## BEGIN Stored data

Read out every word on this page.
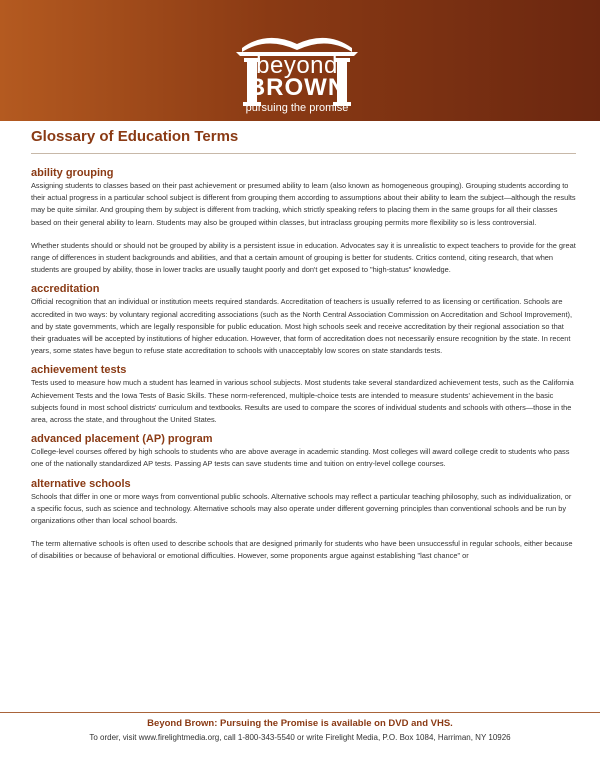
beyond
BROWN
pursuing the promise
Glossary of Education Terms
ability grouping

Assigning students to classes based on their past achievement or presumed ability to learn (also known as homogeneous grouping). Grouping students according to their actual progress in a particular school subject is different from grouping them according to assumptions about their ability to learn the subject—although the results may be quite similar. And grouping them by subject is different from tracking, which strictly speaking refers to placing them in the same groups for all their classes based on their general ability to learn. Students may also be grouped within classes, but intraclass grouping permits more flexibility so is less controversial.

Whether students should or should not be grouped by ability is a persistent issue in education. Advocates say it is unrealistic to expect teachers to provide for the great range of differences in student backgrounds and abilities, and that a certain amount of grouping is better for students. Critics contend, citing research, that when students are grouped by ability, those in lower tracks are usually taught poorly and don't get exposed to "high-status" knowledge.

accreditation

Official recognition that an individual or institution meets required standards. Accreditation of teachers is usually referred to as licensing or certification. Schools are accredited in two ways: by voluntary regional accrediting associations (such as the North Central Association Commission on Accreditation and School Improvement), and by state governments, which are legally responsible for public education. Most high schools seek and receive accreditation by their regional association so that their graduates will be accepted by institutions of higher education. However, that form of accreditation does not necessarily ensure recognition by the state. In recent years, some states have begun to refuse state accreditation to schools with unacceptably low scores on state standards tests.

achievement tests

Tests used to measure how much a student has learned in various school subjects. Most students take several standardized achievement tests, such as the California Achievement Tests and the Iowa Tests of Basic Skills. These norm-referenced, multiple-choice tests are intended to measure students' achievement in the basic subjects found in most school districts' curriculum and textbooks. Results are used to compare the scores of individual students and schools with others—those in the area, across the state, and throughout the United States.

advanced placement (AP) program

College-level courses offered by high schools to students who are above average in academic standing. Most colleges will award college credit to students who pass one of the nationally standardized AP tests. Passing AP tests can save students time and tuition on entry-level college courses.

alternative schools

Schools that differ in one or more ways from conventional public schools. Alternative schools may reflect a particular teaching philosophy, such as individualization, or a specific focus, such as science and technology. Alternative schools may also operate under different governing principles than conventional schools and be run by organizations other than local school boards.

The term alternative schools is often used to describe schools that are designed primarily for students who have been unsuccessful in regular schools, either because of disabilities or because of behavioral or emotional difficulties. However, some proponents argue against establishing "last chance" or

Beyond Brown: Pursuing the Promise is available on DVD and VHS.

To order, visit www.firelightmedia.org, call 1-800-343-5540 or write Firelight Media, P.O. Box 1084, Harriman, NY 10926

## END Stored data

### Written instruction
Reproduce each line holding the word "high".

### Written solution
Whether students should or should not be grouped by ability is a persistent issue in education. Advocates say it is unrealistic to expect teachers to provide for the great range of differences in student backgrounds and abilities, and that a certain amount of grouping is better for students. Critics contend, citing research, that when students are grouped by ability, those in lower tracks are usually taught poorly and don't get exposed to "high-status" knowledge.
Official recognition that an individual or institution meets required standards. Accreditation of teachers is usually referred to as licensing or certification. Schools are accredited in two ways: by voluntary regional accrediting associations (such as the North Central Association Commission on Accreditation and School Improvement), and by state governments, which are legally responsible for public education. Most high schools seek and receive accreditation by their regional association so that their graduates will be accepted by institutions of higher education. However, that form of accreditation does not necessarily ensure recognition by the state. In recent years, some states have begun to refuse state accreditation to schools with unacceptably low scores on state standards tests.
College-level courses offered by high schools to students who are above average in academic standing. Most colleges will award college credit to students who pass one of the nationally standardized AP tests. Passing AP tests can save students time and tuition on entry-level college courses.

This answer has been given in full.